What this task involves:
Exact reproduction of the data is required, with images excluded.
_ _ _ _
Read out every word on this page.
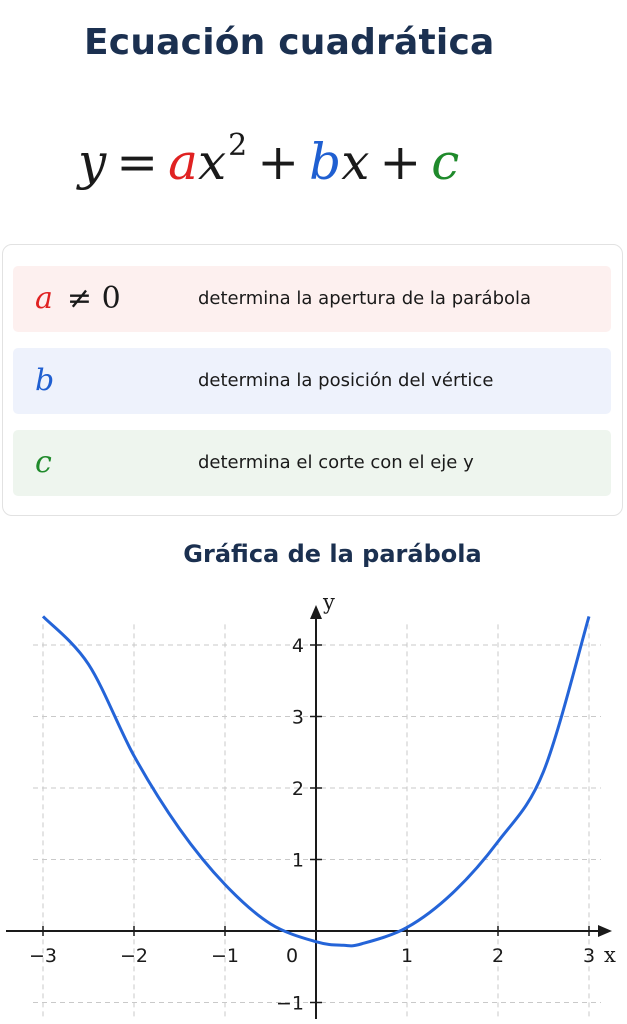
Ecuación cuadrática
$y = ax^2$ + bx + c
a ≠ 0	determina la apertura de la parábola
b	determina la posición del vértice
c	determina el corte con el eje y
Gráfica de la parábola
x
y
−3	−2	−1 0	1	2	3
−1
1
2
3
4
_ _ _ _
Answer to this problem:
Read out every word on this page.
Ecuación cuadrática
$y = ax^2$ + bx + c
a ≠ 0	determina la apertura de la parábola
b	determina la posición del vértice
c	determina el corte con el eje y
Gráfica de la parábola
x
y
−3	−2	−1 0	1	2	3
−1
1
2
3
4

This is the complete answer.